───── THE RECORDS ─────

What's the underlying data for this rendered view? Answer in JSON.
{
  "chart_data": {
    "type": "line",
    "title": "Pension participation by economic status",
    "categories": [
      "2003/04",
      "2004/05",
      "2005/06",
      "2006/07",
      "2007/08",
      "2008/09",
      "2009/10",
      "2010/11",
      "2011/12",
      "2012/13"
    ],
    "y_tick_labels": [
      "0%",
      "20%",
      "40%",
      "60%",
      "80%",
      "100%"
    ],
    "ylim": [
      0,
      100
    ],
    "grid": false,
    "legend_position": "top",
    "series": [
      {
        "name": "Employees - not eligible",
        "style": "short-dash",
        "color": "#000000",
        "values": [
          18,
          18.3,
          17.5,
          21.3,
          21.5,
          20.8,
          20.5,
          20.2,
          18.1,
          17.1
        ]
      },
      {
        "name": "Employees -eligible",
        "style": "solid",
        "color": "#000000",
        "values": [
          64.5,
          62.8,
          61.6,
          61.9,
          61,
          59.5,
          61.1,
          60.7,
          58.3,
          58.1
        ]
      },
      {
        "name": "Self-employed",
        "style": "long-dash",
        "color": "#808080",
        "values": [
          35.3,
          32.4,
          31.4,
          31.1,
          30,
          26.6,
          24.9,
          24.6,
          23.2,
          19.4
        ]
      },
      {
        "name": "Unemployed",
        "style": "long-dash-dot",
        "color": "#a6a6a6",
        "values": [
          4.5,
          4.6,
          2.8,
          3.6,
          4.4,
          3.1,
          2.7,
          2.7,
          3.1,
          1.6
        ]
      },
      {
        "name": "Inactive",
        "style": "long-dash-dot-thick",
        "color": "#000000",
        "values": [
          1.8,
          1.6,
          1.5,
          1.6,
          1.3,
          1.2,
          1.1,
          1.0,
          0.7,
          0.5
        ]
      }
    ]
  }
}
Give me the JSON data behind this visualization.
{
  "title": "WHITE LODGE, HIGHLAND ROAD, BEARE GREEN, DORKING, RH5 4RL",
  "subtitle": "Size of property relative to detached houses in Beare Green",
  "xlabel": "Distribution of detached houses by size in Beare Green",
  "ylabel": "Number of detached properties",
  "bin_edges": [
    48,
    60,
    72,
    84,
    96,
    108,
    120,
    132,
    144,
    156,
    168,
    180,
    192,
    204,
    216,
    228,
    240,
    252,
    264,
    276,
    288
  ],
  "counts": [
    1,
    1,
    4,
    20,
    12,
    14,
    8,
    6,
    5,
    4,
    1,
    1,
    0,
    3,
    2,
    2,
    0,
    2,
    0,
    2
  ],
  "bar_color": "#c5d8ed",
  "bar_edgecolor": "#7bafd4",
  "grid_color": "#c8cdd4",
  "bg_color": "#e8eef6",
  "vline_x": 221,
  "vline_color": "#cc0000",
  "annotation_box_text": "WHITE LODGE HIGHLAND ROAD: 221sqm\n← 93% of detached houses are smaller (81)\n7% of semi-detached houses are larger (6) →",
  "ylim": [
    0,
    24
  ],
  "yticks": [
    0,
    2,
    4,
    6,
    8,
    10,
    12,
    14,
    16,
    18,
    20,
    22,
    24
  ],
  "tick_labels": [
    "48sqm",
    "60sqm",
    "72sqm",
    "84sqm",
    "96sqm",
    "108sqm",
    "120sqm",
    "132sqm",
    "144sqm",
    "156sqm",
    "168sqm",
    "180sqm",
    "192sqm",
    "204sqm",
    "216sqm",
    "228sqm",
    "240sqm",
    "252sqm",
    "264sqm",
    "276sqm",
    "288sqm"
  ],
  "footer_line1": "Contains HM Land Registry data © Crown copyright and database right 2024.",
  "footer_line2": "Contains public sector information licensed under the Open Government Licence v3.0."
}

─────

Everything from the line with "Give me the" through the last line of the material above should be echoed exactly, and nothing else.

RESULT FOR THIS TASK »
Give me the JSON data behind this visualization.
{
  "title": "WHITE LODGE, HIGHLAND ROAD, BEARE GREEN, DORKING, RH5 4RL",
  "subtitle": "Size of property relative to detached houses in Beare Green",
  "xlabel": "Distribution of detached houses by size in Beare Green",
  "ylabel": "Number of detached properties",
  "bin_edges": [
    48,
    60,
    72,
    84,
    96,
    108,
    120,
    132,
    144,
    156,
    168,
    180,
    192,
    204,
    216,
    228,
    240,
    252,
    264,
    276,
    288
  ],
  "counts": [
    1,
    1,
    4,
    20,
    12,
    14,
    8,
    6,
    5,
    4,
    1,
    1,
    0,
    3,
    2,
    2,
    0,
    2,
    0,
    2
  ],
  "bar_color": "#c5d8ed",
  "bar_edgecolor": "#7bafd4",
  "grid_color": "#c8cdd4",
  "bg_color": "#e8eef6",
  "vline_x": 221,
  "vline_color": "#cc0000",
  "annotation_box_text": "WHITE LODGE HIGHLAND ROAD: 221sqm\n← 93% of detached houses are smaller (81)\n7% of semi-detached houses are larger (6) →",
  "ylim": [
    0,
    24
  ],
  "yticks": [
    0,
    2,
    4,
    6,
    8,
    10,
    12,
    14,
    16,
    18,
    20,
    22,
    24
  ],
  "tick_labels": [
    "48sqm",
    "60sqm",
    "72sqm",
    "84sqm",
    "96sqm",
    "108sqm",
    "120sqm",
    "132sqm",
    "144sqm",
    "156sqm",
    "168sqm",
    "180sqm",
    "192sqm",
    "204sqm",
    "216sqm",
    "228sqm",
    "240sqm",
    "252sqm",
    "264sqm",
    "276sqm",
    "288sqm"
  ],
  "footer_line1": "Contains HM Land Registry data © Crown copyright and database right 2024.",
  "footer_line2": "Contains public sector information licensed under the Open Government Licence v3.0."
}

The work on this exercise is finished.